• Dataset records:

>>>

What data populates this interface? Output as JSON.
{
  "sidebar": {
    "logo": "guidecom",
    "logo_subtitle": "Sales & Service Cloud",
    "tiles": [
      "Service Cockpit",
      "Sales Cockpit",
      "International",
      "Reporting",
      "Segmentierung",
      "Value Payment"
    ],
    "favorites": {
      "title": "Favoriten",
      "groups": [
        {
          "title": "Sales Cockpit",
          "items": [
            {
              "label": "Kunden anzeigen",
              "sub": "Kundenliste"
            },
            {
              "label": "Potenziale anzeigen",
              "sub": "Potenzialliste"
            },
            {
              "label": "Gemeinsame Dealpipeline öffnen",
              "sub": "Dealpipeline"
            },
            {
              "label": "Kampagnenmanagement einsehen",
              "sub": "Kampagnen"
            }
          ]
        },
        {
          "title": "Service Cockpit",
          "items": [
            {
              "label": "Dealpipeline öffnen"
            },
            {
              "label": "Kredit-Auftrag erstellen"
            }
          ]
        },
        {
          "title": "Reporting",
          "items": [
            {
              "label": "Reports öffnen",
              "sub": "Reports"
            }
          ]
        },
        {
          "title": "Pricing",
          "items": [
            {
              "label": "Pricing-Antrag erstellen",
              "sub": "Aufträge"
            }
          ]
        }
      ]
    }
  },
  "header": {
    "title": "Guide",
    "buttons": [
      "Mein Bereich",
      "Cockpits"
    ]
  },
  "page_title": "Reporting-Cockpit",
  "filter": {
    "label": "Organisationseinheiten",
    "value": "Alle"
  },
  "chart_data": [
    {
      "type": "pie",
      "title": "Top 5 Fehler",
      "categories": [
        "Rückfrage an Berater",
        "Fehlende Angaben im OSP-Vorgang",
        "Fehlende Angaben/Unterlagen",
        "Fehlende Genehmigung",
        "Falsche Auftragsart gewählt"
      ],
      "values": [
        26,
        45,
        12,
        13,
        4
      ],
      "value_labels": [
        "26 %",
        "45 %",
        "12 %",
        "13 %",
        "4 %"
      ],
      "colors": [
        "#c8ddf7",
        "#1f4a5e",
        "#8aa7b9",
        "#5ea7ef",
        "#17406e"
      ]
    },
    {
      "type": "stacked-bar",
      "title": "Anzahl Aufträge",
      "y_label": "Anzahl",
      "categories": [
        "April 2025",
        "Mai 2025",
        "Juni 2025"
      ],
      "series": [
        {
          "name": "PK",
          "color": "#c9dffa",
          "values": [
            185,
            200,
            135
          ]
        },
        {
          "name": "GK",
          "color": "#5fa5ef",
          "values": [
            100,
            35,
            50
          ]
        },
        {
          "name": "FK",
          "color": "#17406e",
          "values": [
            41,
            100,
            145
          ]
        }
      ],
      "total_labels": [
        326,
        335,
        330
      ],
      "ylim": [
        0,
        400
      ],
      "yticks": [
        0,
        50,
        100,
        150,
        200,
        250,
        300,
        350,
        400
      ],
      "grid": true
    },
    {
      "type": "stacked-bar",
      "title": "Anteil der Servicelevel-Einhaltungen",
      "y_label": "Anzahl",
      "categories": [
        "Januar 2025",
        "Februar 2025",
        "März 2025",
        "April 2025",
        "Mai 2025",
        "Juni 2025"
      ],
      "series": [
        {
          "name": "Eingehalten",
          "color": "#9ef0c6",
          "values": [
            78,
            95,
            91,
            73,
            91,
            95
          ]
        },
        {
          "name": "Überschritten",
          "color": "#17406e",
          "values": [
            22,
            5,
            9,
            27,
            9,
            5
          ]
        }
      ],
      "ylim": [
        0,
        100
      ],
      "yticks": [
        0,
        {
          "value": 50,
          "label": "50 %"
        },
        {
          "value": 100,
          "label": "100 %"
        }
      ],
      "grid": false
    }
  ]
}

<<<

• Aim of the task: Return the entries above exactly as they appear.

• Correct output:
What data populates this interface? Output as JSON.
{
  "sidebar": {
    "logo": "guidecom",
    "logo_subtitle": "Sales & Service Cloud",
    "tiles": [
      "Service Cockpit",
      "Sales Cockpit",
      "International",
      "Reporting",
      "Segmentierung",
      "Value Payment"
    ],
    "favorites": {
      "title": "Favoriten",
      "groups": [
        {
          "title": "Sales Cockpit",
          "items": [
            {
              "label": "Kunden anzeigen",
              "sub": "Kundenliste"
            },
            {
              "label": "Potenziale anzeigen",
              "sub": "Potenzialliste"
            },
            {
              "label": "Gemeinsame Dealpipeline öffnen",
              "sub": "Dealpipeline"
            },
            {
              "label": "Kampagnenmanagement einsehen",
              "sub": "Kampagnen"
            }
          ]
        },
        {
          "title": "Service Cockpit",
          "items": [
            {
              "label": "Dealpipeline öffnen"
            },
            {
              "label": "Kredit-Auftrag erstellen"
            }
          ]
        },
        {
          "title": "Reporting",
          "items": [
            {
              "label": "Reports öffnen",
              "sub": "Reports"
            }
          ]
        },
        {
          "title": "Pricing",
          "items": [
            {
              "label": "Pricing-Antrag erstellen",
              "sub": "Aufträge"
            }
          ]
        }
      ]
    }
  },
  "header": {
    "title": "Guide",
    "buttons": [
      "Mein Bereich",
      "Cockpits"
    ]
  },
  "page_title": "Reporting-Cockpit",
  "filter": {
    "label": "Organisationseinheiten",
    "value": "Alle"
  },
  "chart_data": [
    {
      "type": "pie",
      "title": "Top 5 Fehler",
      "categories": [
        "Rückfrage an Berater",
        "Fehlende Angaben im OSP-Vorgang",
        "Fehlende Angaben/Unterlagen",
        "Fehlende Genehmigung",
        "Falsche Auftragsart gewählt"
      ],
      "values": [
        26,
        45,
        12,
        13,
        4
      ],
      "value_labels": [
        "26 %",
        "45 %",
        "12 %",
        "13 %",
        "4 %"
      ],
      "colors": [
        "#c8ddf7",
        "#1f4a5e",
        "#8aa7b9",
        "#5ea7ef",
        "#17406e"
      ]
    },
    {
      "type": "stacked-bar",
      "title": "Anzahl Aufträge",
      "y_label": "Anzahl",
      "categories": [
        "April 2025",
        "Mai 2025",
        "Juni 2025"
      ],
      "series": [
        {
          "name": "PK",
          "color": "#c9dffa",
          "values": [
            185,
            200,
            135
          ]
        },
        {
          "name": "GK",
          "color": "#5fa5ef",
          "values": [
            100,
            35,
            50
          ]
        },
        {
          "name": "FK",
          "color": "#17406e",
          "values": [
            41,
            100,
            145
          ]
        }
      ],
      "total_labels": [
        326,
        335,
        330
      ],
      "ylim": [
        0,
        400
      ],
      "yticks": [
        0,
        50,
        100,
        150,
        200,
        250,
        300,
        350,
        400
      ],
      "grid": true
    },
    {
      "type": "stacked-bar",
      "title": "Anteil der Servicelevel-Einhaltungen",
      "y_label": "Anzahl",
      "categories": [
        "Januar 2025",
        "Februar 2025",
        "März 2025",
        "April 2025",
        "Mai 2025",
        "Juni 2025"
      ],
      "series": [
        {
          "name": "Eingehalten",
          "color": "#9ef0c6",
          "values": [
            78,
            95,
            91,
            73,
            91,
            95
          ]
        },
        {
          "name": "Überschritten",
          "color": "#17406e",
          "values": [
            22,
            5,
            9,
            27,
            9,
            5
          ]
        }
      ],
      "ylim": [
        0,
        100
      ],
      "yticks": [
        0,
        {
          "value": 50,
          "label": "50 %"
        },
        {
          "value": 100,
          "label": "100 %"
        }
      ],
      "grid": false
    }
  ]
}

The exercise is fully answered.